[Records about charts and figures]

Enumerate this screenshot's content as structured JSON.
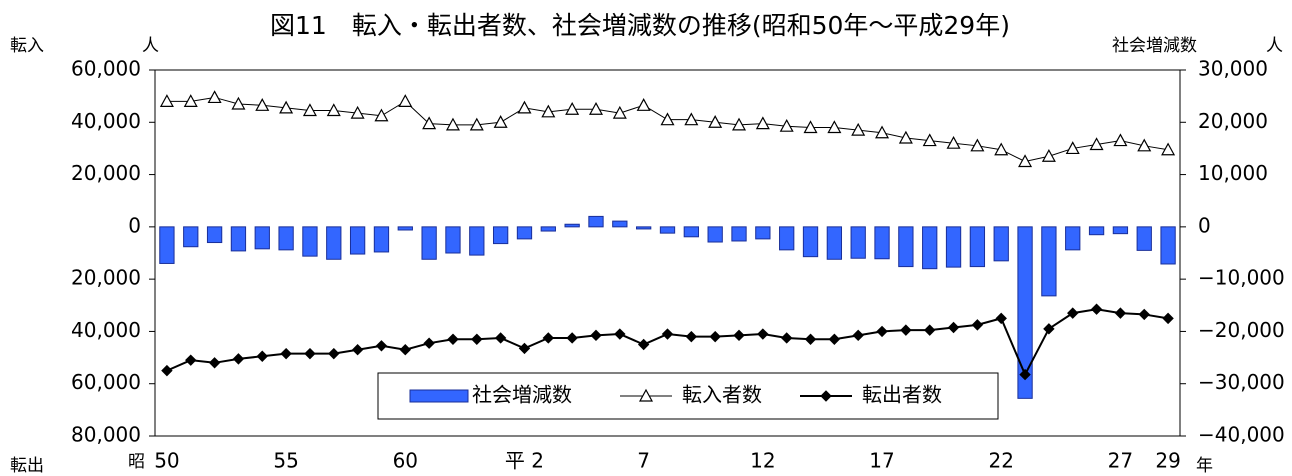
{
  "chart_data": {
    "type": "bar",
    "title": "図11　転入・転出者数、社会増減数の推移(昭和50年～平成29年)",
    "ylabel": "転入",
    "ylabel_unit": "人",
    "ylabel_bottom": "転出",
    "y2label": "社会増減数",
    "y2label_unit": "人",
    "x_prefix": "昭",
    "x_suffix": "年",
    "categories": [
      "50",
      null,
      null,
      null,
      null,
      "55",
      null,
      null,
      null,
      null,
      "60",
      null,
      null,
      null,
      null,
      "平 2",
      null,
      null,
      null,
      null,
      "7",
      null,
      null,
      null,
      null,
      "12",
      null,
      null,
      null,
      null,
      "17",
      null,
      null,
      null,
      null,
      "22",
      null,
      null,
      null,
      null,
      "27",
      null,
      "29"
    ],
    "series": [
      {
        "name": "社会増減数",
        "type": "bar",
        "axis": "y2",
        "color": "#3366ff",
        "values": [
          -7000,
          -3800,
          -3000,
          -4600,
          -4200,
          -4400,
          -5600,
          -6200,
          -5200,
          -4800,
          -600,
          -6200,
          -5000,
          -5400,
          -3200,
          -2300,
          -800,
          500,
          2000,
          1100,
          -400,
          -1200,
          -1900,
          -2900,
          -2700,
          -2300,
          -4400,
          -5700,
          -6200,
          -6000,
          -6100,
          -7600,
          -8000,
          -7700,
          -7600,
          -6500,
          -32800,
          -13200,
          -4400,
          -1500,
          -1300,
          -4500,
          -7100
        ]
      },
      {
        "name": "転入者数",
        "type": "line",
        "marker": "triangle",
        "color": "#000000",
        "values": [
          48000,
          48000,
          49500,
          47000,
          46500,
          45500,
          44500,
          44500,
          43500,
          42500,
          48000,
          39500,
          39000,
          39000,
          40000,
          45500,
          44000,
          45000,
          45000,
          43500,
          46500,
          41000,
          41000,
          40000,
          39000,
          39500,
          38500,
          38000,
          38000,
          37000,
          36000,
          34000,
          33000,
          32000,
          31000,
          29500,
          25000,
          27000,
          30000,
          31500,
          33000,
          31000,
          29500
        ]
      },
      {
        "name": "転出者数",
        "type": "line",
        "marker": "diamond",
        "color": "#000000",
        "values": [
          -55000,
          -51000,
          -52000,
          -50500,
          -49500,
          -48500,
          -48500,
          -48500,
          -47000,
          -45500,
          -47000,
          -44500,
          -43000,
          -43000,
          -42500,
          -46500,
          -42500,
          -42500,
          -41500,
          -41000,
          -45000,
          -41000,
          -42000,
          -42000,
          -41500,
          -41000,
          -42500,
          -43000,
          -43000,
          -41500,
          -40000,
          -39500,
          -39500,
          -38500,
          -37500,
          -35000,
          -56500,
          -39000,
          -33000,
          -31500,
          -33000,
          -33500,
          -35000
        ]
      }
    ],
    "ylim": [
      -80000,
      60000
    ],
    "yticks": [
      {
        "value": 60000,
        "label": "60,000"
      },
      {
        "value": 40000,
        "label": "40,000"
      },
      {
        "value": 20000,
        "label": "20,000"
      },
      0,
      {
        "value": -20000,
        "label": "20,000"
      },
      {
        "value": -40000,
        "label": "40,000"
      },
      {
        "value": -60000,
        "label": "60,000"
      },
      {
        "value": -80000,
        "label": "80,000"
      }
    ],
    "y2lim": [
      -40000,
      30000
    ],
    "y2ticks": [
      {
        "value": 30000,
        "label": "30,000"
      },
      {
        "value": 20000,
        "label": "20,000"
      },
      {
        "value": 10000,
        "label": "10,000"
      },
      0,
      {
        "value": -10000,
        "label": "−10,000"
      },
      {
        "value": -20000,
        "label": "−20,000"
      },
      {
        "value": -30000,
        "label": "−30,000"
      },
      {
        "value": -40000,
        "label": "−40,000"
      }
    ],
    "grid": false,
    "legend": "bottom"
  }
}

What the exercise asks — Give only the number of lines in the entries above that contain the string "転出者数".

Solution — 2